Exercise:
Set the following entries down again exactly, line by line.

>> BEGIN Available records

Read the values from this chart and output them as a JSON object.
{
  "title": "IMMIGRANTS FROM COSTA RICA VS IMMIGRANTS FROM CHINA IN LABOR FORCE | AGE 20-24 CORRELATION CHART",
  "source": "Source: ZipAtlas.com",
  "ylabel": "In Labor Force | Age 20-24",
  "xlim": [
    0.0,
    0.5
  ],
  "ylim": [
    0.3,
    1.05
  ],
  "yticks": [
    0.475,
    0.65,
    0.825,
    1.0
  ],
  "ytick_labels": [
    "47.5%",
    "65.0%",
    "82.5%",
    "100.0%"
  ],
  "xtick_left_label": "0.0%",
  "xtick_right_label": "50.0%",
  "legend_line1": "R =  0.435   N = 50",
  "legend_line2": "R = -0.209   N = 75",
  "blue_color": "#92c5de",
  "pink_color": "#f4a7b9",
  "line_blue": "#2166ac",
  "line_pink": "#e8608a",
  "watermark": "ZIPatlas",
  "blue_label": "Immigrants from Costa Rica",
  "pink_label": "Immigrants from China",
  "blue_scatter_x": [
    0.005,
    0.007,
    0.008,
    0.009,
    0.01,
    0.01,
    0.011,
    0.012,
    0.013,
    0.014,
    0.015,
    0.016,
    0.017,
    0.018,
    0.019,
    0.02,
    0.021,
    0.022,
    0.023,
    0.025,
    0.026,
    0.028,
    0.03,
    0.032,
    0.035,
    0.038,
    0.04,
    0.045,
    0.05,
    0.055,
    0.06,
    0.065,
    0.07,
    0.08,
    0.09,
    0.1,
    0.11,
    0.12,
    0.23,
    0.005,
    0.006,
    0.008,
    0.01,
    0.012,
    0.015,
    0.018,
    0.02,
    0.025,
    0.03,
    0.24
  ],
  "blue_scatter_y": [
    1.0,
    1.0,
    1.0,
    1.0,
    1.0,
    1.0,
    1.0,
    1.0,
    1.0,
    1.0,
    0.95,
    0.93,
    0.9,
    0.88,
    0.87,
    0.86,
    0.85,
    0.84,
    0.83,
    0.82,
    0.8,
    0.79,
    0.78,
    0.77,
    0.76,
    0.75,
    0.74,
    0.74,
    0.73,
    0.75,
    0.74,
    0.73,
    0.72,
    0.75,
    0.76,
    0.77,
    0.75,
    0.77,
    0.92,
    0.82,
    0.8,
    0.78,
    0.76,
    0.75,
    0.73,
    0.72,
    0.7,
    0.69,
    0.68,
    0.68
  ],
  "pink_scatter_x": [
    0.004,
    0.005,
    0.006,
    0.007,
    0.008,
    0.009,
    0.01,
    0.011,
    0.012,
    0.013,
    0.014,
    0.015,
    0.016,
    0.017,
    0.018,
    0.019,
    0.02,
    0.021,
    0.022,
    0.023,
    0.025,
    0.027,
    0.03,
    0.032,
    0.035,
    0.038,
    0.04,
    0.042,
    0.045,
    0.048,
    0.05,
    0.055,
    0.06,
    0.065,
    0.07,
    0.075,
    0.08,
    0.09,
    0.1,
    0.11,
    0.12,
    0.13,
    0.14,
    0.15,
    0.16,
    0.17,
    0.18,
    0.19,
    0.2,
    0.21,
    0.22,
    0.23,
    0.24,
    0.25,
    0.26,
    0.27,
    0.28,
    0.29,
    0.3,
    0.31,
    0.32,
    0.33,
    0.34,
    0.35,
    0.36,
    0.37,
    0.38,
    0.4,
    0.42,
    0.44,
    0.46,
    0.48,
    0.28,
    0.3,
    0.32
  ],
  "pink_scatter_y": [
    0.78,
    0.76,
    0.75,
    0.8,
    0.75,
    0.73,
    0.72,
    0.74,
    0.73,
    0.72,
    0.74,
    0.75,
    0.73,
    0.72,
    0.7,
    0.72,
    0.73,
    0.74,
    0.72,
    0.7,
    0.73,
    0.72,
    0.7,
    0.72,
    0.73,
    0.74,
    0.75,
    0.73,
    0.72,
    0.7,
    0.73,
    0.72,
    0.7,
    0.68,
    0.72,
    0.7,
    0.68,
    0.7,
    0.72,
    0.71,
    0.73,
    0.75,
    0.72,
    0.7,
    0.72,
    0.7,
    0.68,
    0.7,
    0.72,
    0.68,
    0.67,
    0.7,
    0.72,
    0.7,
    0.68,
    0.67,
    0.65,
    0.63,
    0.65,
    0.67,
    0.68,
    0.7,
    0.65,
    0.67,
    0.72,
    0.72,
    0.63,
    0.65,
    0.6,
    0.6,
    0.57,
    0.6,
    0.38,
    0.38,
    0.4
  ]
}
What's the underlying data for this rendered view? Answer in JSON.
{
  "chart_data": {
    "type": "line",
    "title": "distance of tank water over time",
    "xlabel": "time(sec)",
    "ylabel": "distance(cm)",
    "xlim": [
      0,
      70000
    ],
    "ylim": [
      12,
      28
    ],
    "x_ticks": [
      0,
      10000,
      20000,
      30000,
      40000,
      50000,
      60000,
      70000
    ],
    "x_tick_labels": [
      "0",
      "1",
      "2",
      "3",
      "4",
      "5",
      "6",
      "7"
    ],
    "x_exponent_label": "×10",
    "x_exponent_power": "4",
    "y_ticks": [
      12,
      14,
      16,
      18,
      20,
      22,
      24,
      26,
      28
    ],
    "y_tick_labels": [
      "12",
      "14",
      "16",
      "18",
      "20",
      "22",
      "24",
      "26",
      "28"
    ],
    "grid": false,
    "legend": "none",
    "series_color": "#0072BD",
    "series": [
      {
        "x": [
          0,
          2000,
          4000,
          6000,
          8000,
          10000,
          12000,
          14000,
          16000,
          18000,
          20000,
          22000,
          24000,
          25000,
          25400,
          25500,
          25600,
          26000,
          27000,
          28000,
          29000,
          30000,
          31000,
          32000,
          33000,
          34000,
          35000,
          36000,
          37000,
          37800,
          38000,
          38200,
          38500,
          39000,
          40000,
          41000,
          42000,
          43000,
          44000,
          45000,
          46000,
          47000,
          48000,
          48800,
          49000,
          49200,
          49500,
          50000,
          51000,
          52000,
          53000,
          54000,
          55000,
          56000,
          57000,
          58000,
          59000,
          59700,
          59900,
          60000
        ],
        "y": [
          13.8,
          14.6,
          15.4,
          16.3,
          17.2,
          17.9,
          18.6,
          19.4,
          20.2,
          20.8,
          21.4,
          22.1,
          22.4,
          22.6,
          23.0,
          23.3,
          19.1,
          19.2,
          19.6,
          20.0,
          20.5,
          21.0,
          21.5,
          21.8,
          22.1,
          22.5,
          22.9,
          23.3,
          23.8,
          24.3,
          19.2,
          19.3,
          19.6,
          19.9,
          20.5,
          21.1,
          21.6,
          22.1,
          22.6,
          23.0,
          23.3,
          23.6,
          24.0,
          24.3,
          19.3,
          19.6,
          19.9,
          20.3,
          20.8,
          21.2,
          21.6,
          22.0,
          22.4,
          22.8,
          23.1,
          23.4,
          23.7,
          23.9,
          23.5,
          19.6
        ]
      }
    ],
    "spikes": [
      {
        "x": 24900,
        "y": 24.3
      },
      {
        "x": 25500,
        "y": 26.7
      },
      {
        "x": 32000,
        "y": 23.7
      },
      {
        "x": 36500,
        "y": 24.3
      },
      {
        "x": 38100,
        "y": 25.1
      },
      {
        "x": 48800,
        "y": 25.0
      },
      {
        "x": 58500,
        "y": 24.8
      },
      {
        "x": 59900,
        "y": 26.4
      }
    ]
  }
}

>> END Available records

Output of the exercise:
Read the values from this chart and output them as a JSON object.
{
  "title": "IMMIGRANTS FROM COSTA RICA VS IMMIGRANTS FROM CHINA IN LABOR FORCE | AGE 20-24 CORRELATION CHART",
  "source": "Source: ZipAtlas.com",
  "ylabel": "In Labor Force | Age 20-24",
  "xlim": [
    0.0,
    0.5
  ],
  "ylim": [
    0.3,
    1.05
  ],
  "yticks": [
    0.475,
    0.65,
    0.825,
    1.0
  ],
  "ytick_labels": [
    "47.5%",
    "65.0%",
    "82.5%",
    "100.0%"
  ],
  "xtick_left_label": "0.0%",
  "xtick_right_label": "50.0%",
  "legend_line1": "R =  0.435   N = 50",
  "legend_line2": "R = -0.209   N = 75",
  "blue_color": "#92c5de",
  "pink_color": "#f4a7b9",
  "line_blue": "#2166ac",
  "line_pink": "#e8608a",
  "watermark": "ZIPatlas",
  "blue_label": "Immigrants from Costa Rica",
  "pink_label": "Immigrants from China",
  "blue_scatter_x": [
    0.005,
    0.007,
    0.008,
    0.009,
    0.01,
    0.01,
    0.011,
    0.012,
    0.013,
    0.014,
    0.015,
    0.016,
    0.017,
    0.018,
    0.019,
    0.02,
    0.021,
    0.022,
    0.023,
    0.025,
    0.026,
    0.028,
    0.03,
    0.032,
    0.035,
    0.038,
    0.04,
    0.045,
    0.05,
    0.055,
    0.06,
    0.065,
    0.07,
    0.08,
    0.09,
    0.1,
    0.11,
    0.12,
    0.23,
    0.005,
    0.006,
    0.008,
    0.01,
    0.012,
    0.015,
    0.018,
    0.02,
    0.025,
    0.03,
    0.24
  ],
  "blue_scatter_y": [
    1.0,
    1.0,
    1.0,
    1.0,
    1.0,
    1.0,
    1.0,
    1.0,
    1.0,
    1.0,
    0.95,
    0.93,
    0.9,
    0.88,
    0.87,
    0.86,
    0.85,
    0.84,
    0.83,
    0.82,
    0.8,
    0.79,
    0.78,
    0.77,
    0.76,
    0.75,
    0.74,
    0.74,
    0.73,
    0.75,
    0.74,
    0.73,
    0.72,
    0.75,
    0.76,
    0.77,
    0.75,
    0.77,
    0.92,
    0.82,
    0.8,
    0.78,
    0.76,
    0.75,
    0.73,
    0.72,
    0.7,
    0.69,
    0.68,
    0.68
  ],
  "pink_scatter_x": [
    0.004,
    0.005,
    0.006,
    0.007,
    0.008,
    0.009,
    0.01,
    0.011,
    0.012,
    0.013,
    0.014,
    0.015,
    0.016,
    0.017,
    0.018,
    0.019,
    0.02,
    0.021,
    0.022,
    0.023,
    0.025,
    0.027,
    0.03,
    0.032,
    0.035,
    0.038,
    0.04,
    0.042,
    0.045,
    0.048,
    0.05,
    0.055,
    0.06,
    0.065,
    0.07,
    0.075,
    0.08,
    0.09,
    0.1,
    0.11,
    0.12,
    0.13,
    0.14,
    0.15,
    0.16,
    0.17,
    0.18,
    0.19,
    0.2,
    0.21,
    0.22,
    0.23,
    0.24,
    0.25,
    0.26,
    0.27,
    0.28,
    0.29,
    0.3,
    0.31,
    0.32,
    0.33,
    0.34,
    0.35,
    0.36,
    0.37,
    0.38,
    0.4,
    0.42,
    0.44,
    0.46,
    0.48,
    0.28,
    0.3,
    0.32
  ],
  "pink_scatter_y": [
    0.78,
    0.76,
    0.75,
    0.8,
    0.75,
    0.73,
    0.72,
    0.74,
    0.73,
    0.72,
    0.74,
    0.75,
    0.73,
    0.72,
    0.7,
    0.72,
    0.73,
    0.74,
    0.72,
    0.7,
    0.73,
    0.72,
    0.7,
    0.72,
    0.73,
    0.74,
    0.75,
    0.73,
    0.72,
    0.7,
    0.73,
    0.72,
    0.7,
    0.68,
    0.72,
    0.7,
    0.68,
    0.7,
    0.72,
    0.71,
    0.73,
    0.75,
    0.72,
    0.7,
    0.72,
    0.7,
    0.68,
    0.7,
    0.72,
    0.68,
    0.67,
    0.7,
    0.72,
    0.7,
    0.68,
    0.67,
    0.65,
    0.63,
    0.65,
    0.67,
    0.68,
    0.7,
    0.65,
    0.67,
    0.72,
    0.72,
    0.63,
    0.65,
    0.6,
    0.6,
    0.57,
    0.6,
    0.38,
    0.38,
    0.4
  ]
}
What's the underlying data for this rendered view? Answer in JSON.
{
  "chart_data": {
    "type": "line",
    "title": "distance of tank water over time",
    "xlabel": "time(sec)",
    "ylabel": "distance(cm)",
    "xlim": [
      0,
      70000
    ],
    "ylim": [
      12,
      28
    ],
    "x_ticks": [
      0,
      10000,
      20000,
      30000,
      40000,
      50000,
      60000,
      70000
    ],
    "x_tick_labels": [
      "0",
      "1",
      "2",
      "3",
      "4",
      "5",
      "6",
      "7"
    ],
    "x_exponent_label": "×10",
    "x_exponent_power": "4",
    "y_ticks": [
      12,
      14,
      16,
      18,
      20,
      22,
      24,
      26,
      28
    ],
    "y_tick_labels": [
      "12",
      "14",
      "16",
      "18",
      "20",
      "22",
      "24",
      "26",
      "28"
    ],
    "grid": false,
    "legend": "none",
    "series_color": "#0072BD",
    "series": [
      {
        "x": [
          0,
          2000,
          4000,
          6000,
          8000,
          10000,
          12000,
          14000,
          16000,
          18000,
          20000,
          22000,
          24000,
          25000,
          25400,
          25500,
          25600,
          26000,
          27000,
          28000,
          29000,
          30000,
          31000,
          32000,
          33000,
          34000,
          35000,
          36000,
          37000,
          37800,
          38000,
          38200,
          38500,
          39000,
          40000,
          41000,
          42000,
          43000,
          44000,
          45000,
          46000,
          47000,
          48000,
          48800,
          49000,
          49200,
          49500,
          50000,
          51000,
          52000,
          53000,
          54000,
          55000,
          56000,
          57000,
          58000,
          59000,
          59700,
          59900,
          60000
        ],
        "y": [
          13.8,
          14.6,
          15.4,
          16.3,
          17.2,
          17.9,
          18.6,
          19.4,
          20.2,
          20.8,
          21.4,
          22.1,
          22.4,
          22.6,
          23.0,
          23.3,
          19.1,
          19.2,
          19.6,
          20.0,
          20.5,
          21.0,
          21.5,
          21.8,
          22.1,
          22.5,
          22.9,
          23.3,
          23.8,
          24.3,
          19.2,
          19.3,
          19.6,
          19.9,
          20.5,
          21.1,
          21.6,
          22.1,
          22.6,
          23.0,
          23.3,
          23.6,
          24.0,
          24.3,
          19.3,
          19.6,
          19.9,
          20.3,
          20.8,
          21.2,
          21.6,
          22.0,
          22.4,
          22.8,
          23.1,
          23.4,
          23.7,
          23.9,
          23.5,
          19.6
        ]
      }
    ],
    "spikes": [
      {
        "x": 24900,
        "y": 24.3
      },
      {
        "x": 25500,
        "y": 26.7
      },
      {
        "x": 32000,
        "y": 23.7
      },
      {
        "x": 36500,
        "y": 24.3
      },
      {
        "x": 38100,
        "y": 25.1
      },
      {
        "x": 48800,
        "y": 25.0
      },
      {
        "x": 58500,
        "y": 24.8
      },
      {
        "x": 59900,
        "y": 26.4
      }
    ]
  }
}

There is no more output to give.